[Stored data entries]

+===+

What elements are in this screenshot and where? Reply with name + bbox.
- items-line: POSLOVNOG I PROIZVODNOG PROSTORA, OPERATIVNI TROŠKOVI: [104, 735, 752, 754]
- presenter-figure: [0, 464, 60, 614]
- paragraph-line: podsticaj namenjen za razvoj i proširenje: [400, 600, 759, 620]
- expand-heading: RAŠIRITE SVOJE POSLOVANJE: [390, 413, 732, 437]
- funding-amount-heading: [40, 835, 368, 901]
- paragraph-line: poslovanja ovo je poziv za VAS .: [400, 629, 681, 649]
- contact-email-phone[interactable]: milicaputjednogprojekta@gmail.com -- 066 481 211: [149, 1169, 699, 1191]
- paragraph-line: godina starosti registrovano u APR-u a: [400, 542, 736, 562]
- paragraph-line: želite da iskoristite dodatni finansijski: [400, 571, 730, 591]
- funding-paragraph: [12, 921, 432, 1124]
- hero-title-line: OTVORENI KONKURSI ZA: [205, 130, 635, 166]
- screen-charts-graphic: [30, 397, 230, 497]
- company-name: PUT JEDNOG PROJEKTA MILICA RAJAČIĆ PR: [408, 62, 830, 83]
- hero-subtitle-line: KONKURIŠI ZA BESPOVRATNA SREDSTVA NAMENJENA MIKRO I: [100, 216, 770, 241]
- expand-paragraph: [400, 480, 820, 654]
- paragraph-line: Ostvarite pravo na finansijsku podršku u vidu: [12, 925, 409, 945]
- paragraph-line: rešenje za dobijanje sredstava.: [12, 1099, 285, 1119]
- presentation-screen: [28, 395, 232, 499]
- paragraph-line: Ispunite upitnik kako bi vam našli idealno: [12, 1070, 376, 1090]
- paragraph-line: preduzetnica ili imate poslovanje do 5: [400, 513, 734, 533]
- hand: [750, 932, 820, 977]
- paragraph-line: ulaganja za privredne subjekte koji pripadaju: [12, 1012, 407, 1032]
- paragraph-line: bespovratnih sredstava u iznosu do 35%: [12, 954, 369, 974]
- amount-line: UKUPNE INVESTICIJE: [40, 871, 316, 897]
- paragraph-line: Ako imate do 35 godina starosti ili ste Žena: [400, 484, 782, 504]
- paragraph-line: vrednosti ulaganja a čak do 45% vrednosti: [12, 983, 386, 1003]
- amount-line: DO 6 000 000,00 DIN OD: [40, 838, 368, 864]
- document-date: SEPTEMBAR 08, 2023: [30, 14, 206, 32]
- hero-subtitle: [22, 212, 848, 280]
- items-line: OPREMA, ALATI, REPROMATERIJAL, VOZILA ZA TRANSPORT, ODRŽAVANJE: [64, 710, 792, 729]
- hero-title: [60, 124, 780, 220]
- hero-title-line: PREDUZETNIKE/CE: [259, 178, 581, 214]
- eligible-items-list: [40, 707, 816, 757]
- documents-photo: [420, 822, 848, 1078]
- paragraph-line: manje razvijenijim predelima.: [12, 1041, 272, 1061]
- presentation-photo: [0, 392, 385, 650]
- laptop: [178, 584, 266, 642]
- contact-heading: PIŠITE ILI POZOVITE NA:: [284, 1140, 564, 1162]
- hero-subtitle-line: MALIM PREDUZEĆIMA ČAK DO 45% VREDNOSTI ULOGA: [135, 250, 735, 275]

+===+

▶ [Given instruction]: Please write out the entire listing above word for word, keeping every line and character unchanged.

▶ [Task answer]:
What elements are in this screenshot and where? Reply with name + bbox.
- items-line: POSLOVNOG I PROIZVODNOG PROSTORA, OPERATIVNI TROŠKOVI: [104, 735, 752, 754]
- presenter-figure: [0, 464, 60, 614]
- paragraph-line: podsticaj namenjen za razvoj i proširenje: [400, 600, 759, 620]
- expand-heading: RAŠIRITE SVOJE POSLOVANJE: [390, 413, 732, 437]
- funding-amount-heading: [40, 835, 368, 901]
- paragraph-line: poslovanja ovo je poziv za VAS .: [400, 629, 681, 649]
- contact-email-phone[interactable]: milicaputjednogprojekta@gmail.com -- 066 481 211: [149, 1169, 699, 1191]
- paragraph-line: godina starosti registrovano u APR-u a: [400, 542, 736, 562]
- paragraph-line: želite da iskoristite dodatni finansijski: [400, 571, 730, 591]
- funding-paragraph: [12, 921, 432, 1124]
- hero-title-line: OTVORENI KONKURSI ZA: [205, 130, 635, 166]
- screen-charts-graphic: [30, 397, 230, 497]
- company-name: PUT JEDNOG PROJEKTA MILICA RAJAČIĆ PR: [408, 62, 830, 83]
- hero-subtitle-line: KONKURIŠI ZA BESPOVRATNA SREDSTVA NAMENJENA MIKRO I: [100, 216, 770, 241]
- expand-paragraph: [400, 480, 820, 654]
- paragraph-line: Ostvarite pravo na finansijsku podršku u vidu: [12, 925, 409, 945]
- paragraph-line: rešenje za dobijanje sredstava.: [12, 1099, 285, 1119]
- presentation-screen: [28, 395, 232, 499]
- paragraph-line: Ispunite upitnik kako bi vam našli idealno: [12, 1070, 376, 1090]
- paragraph-line: preduzetnica ili imate poslovanje do 5: [400, 513, 734, 533]
- hand: [750, 932, 820, 977]
- paragraph-line: ulaganja za privredne subjekte koji pripadaju: [12, 1012, 407, 1032]
- paragraph-line: bespovratnih sredstava u iznosu do 35%: [12, 954, 369, 974]
- amount-line: UKUPNE INVESTICIJE: [40, 871, 316, 897]
- paragraph-line: Ako imate do 35 godina starosti ili ste Žena: [400, 484, 782, 504]
- paragraph-line: vrednosti ulaganja a čak do 45% vrednosti: [12, 983, 386, 1003]
- amount-line: DO 6 000 000,00 DIN OD: [40, 838, 368, 864]
- document-date: SEPTEMBAR 08, 2023: [30, 14, 206, 32]
- hero-subtitle: [22, 212, 848, 280]
- items-line: OPREMA, ALATI, REPROMATERIJAL, VOZILA ZA TRANSPORT, ODRŽAVANJE: [64, 710, 792, 729]
- hero-title: [60, 124, 780, 220]
- hero-title-line: PREDUZETNIKE/CE: [259, 178, 581, 214]
- eligible-items-list: [40, 707, 816, 757]
- documents-photo: [420, 822, 848, 1078]
- paragraph-line: manje razvijenijim predelima.: [12, 1041, 272, 1061]
- presentation-photo: [0, 392, 385, 650]
- laptop: [178, 584, 266, 642]
- contact-heading: PIŠITE ILI POZOVITE NA:: [284, 1140, 564, 1162]
- hero-subtitle-line: MALIM PREDUZEĆIMA ČAK DO 45% VREDNOSTI ULOGA: [135, 250, 735, 275]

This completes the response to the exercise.